* _Given records_:
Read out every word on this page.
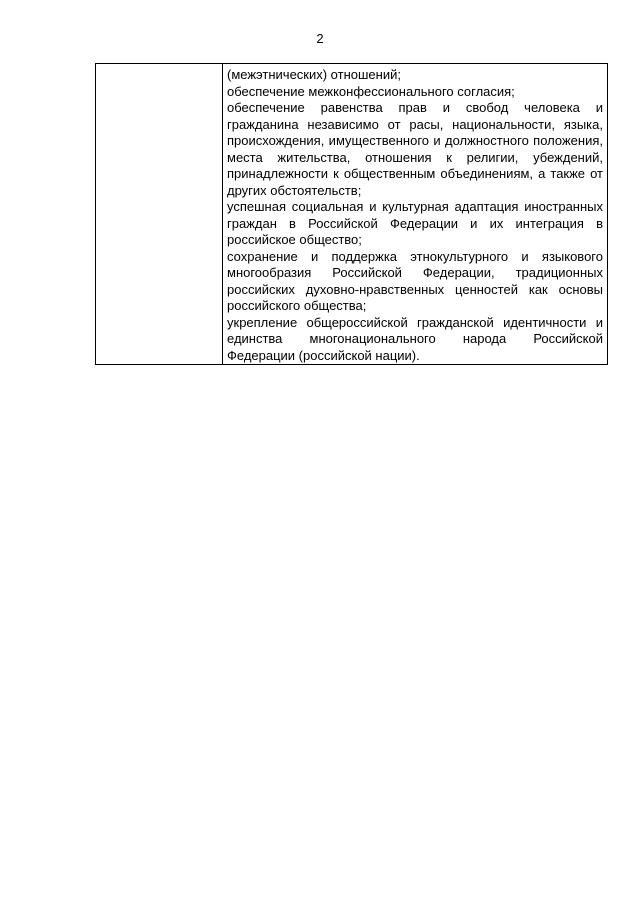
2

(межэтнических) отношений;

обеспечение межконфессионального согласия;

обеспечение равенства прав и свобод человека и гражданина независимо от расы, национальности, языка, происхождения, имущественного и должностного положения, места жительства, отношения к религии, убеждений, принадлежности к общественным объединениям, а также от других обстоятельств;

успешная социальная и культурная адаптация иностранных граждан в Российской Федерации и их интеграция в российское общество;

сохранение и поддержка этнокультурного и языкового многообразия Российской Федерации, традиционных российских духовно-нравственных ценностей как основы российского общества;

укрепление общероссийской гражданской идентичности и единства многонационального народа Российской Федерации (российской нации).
* * *
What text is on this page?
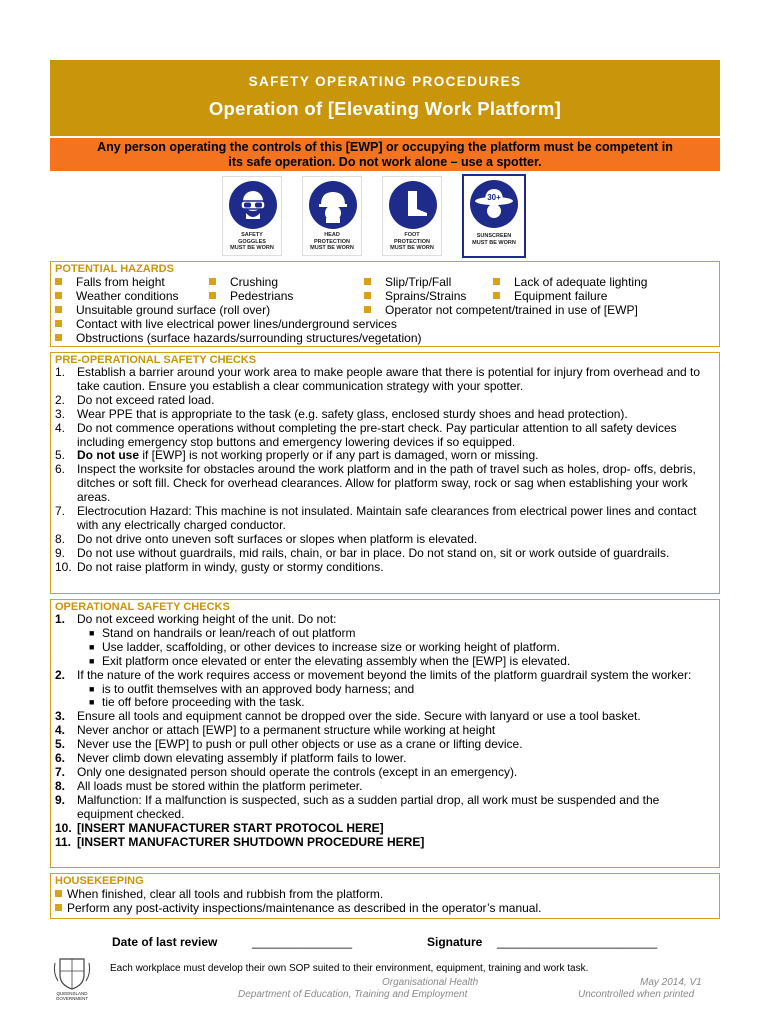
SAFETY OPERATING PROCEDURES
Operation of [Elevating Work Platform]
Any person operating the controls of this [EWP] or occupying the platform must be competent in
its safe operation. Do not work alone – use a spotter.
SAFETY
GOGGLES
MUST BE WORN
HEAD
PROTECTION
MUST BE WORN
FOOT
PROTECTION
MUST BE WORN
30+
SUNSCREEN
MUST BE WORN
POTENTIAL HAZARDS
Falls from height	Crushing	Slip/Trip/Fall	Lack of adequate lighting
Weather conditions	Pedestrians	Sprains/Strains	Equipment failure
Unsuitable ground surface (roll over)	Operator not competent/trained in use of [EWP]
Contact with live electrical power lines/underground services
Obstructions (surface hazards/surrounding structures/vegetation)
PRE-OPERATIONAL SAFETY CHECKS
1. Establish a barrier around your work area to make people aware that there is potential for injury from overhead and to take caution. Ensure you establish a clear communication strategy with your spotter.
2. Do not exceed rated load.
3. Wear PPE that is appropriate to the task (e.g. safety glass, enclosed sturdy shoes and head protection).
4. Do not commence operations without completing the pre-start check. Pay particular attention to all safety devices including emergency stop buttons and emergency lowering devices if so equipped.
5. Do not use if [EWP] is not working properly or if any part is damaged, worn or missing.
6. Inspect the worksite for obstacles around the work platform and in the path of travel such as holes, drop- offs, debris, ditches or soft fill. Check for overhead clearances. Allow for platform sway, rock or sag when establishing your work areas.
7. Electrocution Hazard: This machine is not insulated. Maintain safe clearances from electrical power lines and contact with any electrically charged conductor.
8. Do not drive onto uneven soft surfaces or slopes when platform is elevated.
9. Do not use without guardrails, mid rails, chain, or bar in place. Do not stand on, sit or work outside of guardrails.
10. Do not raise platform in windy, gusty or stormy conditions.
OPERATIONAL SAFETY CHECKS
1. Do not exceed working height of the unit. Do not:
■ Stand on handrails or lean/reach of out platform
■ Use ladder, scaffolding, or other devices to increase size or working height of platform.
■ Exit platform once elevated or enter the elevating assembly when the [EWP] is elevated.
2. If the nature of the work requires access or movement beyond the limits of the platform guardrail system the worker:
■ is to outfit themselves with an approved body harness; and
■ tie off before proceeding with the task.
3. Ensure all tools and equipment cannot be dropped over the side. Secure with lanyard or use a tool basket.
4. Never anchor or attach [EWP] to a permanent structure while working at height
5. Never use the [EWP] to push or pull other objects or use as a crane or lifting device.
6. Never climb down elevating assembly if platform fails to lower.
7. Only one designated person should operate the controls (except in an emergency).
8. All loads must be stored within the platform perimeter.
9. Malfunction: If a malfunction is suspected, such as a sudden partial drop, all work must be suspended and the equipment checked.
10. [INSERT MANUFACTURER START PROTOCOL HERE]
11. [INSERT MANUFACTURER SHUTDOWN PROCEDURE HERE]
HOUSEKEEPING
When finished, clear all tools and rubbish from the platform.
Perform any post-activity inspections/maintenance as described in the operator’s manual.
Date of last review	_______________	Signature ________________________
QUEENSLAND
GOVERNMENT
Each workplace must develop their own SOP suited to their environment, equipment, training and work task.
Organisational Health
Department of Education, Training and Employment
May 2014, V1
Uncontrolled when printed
---
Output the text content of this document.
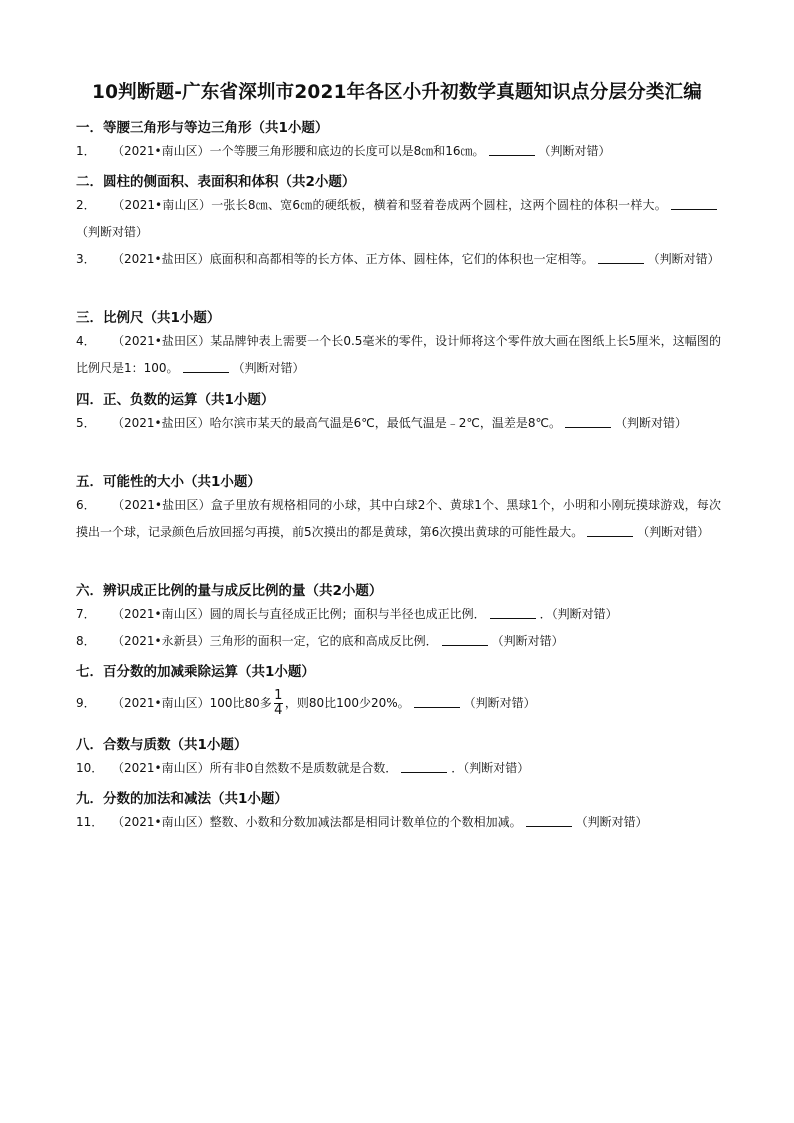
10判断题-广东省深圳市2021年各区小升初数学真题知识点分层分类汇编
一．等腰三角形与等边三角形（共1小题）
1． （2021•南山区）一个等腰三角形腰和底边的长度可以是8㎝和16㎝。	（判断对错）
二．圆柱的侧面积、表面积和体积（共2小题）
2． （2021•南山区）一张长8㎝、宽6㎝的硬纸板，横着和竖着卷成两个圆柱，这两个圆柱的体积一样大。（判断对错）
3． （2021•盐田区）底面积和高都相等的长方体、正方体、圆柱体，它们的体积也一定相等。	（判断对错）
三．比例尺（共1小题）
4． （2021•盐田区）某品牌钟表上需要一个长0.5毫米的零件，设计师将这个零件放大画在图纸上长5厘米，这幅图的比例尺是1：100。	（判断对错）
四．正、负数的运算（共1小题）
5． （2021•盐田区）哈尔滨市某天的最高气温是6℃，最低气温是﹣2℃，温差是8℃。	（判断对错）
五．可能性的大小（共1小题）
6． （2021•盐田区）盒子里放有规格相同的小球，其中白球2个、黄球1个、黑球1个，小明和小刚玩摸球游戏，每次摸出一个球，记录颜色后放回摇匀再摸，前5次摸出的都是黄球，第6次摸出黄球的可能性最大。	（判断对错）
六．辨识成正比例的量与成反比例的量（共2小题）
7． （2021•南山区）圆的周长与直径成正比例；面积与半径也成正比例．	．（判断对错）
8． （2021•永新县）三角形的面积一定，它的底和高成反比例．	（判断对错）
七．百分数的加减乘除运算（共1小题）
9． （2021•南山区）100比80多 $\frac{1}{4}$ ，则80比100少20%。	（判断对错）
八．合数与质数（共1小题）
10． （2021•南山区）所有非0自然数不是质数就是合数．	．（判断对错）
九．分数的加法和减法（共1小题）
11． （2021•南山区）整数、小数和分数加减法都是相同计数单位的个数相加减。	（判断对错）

* _Given exercise_:
Copy out the lines in which the string "MANUFACTURER" appears.

* _Expected answer_:
10. [INSERT MANUFACTURER START PROTOCOL HERE]
11. [INSERT MANUFACTURER SHUTDOWN PROCEDURE HERE]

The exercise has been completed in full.